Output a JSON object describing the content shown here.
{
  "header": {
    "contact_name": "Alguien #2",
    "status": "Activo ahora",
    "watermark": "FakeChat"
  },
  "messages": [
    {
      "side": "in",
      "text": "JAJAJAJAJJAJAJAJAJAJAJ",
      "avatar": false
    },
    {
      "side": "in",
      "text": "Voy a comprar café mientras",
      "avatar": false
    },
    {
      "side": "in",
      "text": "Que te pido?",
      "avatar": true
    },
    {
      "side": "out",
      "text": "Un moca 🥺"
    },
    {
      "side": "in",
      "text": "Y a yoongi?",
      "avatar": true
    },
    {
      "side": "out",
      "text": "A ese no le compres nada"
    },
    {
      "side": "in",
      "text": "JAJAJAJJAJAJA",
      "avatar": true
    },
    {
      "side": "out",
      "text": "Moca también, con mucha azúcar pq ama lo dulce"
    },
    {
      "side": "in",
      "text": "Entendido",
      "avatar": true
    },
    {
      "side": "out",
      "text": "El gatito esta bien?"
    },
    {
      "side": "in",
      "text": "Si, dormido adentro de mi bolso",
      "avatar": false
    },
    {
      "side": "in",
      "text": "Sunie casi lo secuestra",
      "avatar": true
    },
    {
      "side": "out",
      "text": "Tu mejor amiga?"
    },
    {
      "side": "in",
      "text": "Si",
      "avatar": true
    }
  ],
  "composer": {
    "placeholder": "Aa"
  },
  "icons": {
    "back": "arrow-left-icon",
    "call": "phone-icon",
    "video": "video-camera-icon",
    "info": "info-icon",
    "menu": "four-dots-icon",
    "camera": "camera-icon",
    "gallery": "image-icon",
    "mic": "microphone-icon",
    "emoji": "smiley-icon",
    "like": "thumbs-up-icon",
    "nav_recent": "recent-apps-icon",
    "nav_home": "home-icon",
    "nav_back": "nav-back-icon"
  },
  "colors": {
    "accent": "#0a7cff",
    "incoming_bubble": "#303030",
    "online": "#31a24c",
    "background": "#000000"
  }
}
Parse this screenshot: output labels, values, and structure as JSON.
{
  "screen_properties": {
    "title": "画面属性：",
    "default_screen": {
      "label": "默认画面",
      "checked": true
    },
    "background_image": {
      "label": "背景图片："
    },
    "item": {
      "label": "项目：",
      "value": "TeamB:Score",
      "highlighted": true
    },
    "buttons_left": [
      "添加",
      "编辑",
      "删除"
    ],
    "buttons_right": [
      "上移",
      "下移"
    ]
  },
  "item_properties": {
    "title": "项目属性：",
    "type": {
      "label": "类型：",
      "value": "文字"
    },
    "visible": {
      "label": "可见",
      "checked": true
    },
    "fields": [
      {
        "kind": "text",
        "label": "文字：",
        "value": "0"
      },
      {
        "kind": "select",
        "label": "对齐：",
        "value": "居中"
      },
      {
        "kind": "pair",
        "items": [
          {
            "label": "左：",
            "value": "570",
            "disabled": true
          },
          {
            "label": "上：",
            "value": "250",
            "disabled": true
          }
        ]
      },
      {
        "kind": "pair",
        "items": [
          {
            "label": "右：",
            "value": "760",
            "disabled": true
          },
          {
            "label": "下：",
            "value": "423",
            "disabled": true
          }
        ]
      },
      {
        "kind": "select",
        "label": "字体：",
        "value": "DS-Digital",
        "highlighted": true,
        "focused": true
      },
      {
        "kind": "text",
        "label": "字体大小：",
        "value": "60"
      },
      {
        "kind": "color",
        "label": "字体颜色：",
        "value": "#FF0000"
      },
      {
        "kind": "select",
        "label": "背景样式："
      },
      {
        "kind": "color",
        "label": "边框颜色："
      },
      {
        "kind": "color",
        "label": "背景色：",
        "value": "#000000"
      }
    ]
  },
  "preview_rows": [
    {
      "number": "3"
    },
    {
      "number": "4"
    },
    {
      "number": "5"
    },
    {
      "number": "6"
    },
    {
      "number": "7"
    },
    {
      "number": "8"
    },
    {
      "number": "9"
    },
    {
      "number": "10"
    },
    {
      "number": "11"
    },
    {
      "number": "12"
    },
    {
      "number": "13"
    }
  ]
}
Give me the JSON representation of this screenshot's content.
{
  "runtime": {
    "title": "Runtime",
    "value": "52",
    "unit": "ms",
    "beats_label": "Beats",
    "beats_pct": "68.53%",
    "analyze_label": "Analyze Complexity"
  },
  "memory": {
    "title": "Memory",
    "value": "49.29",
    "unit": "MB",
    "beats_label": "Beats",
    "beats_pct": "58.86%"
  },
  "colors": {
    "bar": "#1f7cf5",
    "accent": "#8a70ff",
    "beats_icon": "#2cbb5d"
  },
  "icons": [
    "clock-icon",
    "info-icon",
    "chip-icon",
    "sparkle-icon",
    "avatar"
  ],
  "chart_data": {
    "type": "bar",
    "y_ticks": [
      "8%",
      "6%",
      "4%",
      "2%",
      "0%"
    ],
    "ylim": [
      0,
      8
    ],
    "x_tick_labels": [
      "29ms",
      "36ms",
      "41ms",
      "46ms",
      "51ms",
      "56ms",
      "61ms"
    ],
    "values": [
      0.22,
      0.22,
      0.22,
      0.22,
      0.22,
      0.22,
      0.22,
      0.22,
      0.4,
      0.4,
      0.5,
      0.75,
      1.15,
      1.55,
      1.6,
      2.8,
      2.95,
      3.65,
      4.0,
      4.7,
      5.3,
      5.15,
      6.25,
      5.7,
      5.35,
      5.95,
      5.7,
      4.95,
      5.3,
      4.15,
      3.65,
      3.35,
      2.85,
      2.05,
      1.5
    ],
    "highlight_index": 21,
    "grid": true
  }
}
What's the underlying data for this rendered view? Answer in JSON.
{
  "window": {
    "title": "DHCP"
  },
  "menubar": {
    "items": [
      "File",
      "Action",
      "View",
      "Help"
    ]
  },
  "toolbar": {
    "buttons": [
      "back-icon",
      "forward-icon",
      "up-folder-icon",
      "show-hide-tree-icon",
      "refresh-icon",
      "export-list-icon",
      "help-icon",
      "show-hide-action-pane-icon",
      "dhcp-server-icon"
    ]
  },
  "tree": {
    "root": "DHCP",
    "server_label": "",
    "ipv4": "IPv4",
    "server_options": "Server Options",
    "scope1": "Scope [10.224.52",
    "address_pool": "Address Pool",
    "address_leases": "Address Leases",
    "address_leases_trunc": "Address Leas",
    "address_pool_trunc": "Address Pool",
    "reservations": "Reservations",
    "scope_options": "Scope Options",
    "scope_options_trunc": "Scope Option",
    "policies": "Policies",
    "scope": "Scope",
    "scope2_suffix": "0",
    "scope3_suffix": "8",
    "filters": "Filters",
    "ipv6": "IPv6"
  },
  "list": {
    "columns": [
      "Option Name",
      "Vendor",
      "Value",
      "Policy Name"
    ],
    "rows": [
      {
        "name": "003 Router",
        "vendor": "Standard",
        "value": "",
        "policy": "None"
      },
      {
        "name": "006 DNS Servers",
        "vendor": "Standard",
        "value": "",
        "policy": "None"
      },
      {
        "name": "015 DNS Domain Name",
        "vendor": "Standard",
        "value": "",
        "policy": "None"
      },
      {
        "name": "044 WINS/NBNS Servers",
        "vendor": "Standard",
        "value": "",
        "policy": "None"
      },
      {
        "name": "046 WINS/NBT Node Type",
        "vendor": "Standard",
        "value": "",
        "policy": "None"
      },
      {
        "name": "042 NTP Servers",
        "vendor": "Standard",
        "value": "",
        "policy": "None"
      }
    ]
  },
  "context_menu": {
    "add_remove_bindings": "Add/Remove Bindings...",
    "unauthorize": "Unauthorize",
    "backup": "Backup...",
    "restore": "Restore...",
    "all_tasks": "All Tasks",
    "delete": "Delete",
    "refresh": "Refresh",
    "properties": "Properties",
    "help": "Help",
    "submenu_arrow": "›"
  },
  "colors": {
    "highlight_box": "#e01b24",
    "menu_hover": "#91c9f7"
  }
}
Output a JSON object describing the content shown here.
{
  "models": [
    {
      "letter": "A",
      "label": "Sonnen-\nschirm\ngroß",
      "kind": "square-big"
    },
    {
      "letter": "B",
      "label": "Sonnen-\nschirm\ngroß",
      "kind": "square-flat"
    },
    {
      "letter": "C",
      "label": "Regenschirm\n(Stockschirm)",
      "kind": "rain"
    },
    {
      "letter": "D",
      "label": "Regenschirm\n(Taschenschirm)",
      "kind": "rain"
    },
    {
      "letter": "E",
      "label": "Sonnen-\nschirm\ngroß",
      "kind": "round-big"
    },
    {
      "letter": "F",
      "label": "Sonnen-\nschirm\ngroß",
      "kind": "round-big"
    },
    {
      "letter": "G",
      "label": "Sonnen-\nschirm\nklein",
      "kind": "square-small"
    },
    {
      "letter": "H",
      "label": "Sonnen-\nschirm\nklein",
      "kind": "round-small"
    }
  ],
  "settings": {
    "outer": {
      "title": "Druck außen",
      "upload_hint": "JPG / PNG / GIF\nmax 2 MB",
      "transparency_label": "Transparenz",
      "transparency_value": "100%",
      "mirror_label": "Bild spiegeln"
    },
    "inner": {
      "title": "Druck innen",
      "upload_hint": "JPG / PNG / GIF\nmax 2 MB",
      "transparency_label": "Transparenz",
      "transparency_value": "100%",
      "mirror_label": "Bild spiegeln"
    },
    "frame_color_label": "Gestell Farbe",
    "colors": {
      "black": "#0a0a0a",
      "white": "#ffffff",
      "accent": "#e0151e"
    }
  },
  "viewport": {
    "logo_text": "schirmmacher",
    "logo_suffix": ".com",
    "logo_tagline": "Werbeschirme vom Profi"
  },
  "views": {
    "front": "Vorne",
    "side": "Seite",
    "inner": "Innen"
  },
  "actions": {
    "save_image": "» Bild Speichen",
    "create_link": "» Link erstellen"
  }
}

Set problem -> Copy each line that contains the word "Address".

Answer to this task ->
    "address_pool": "Address Pool",
    "address_leases": "Address Leases",
    "address_leases_trunc": "Address Leas",
    "address_pool_trunc": "Address Pool",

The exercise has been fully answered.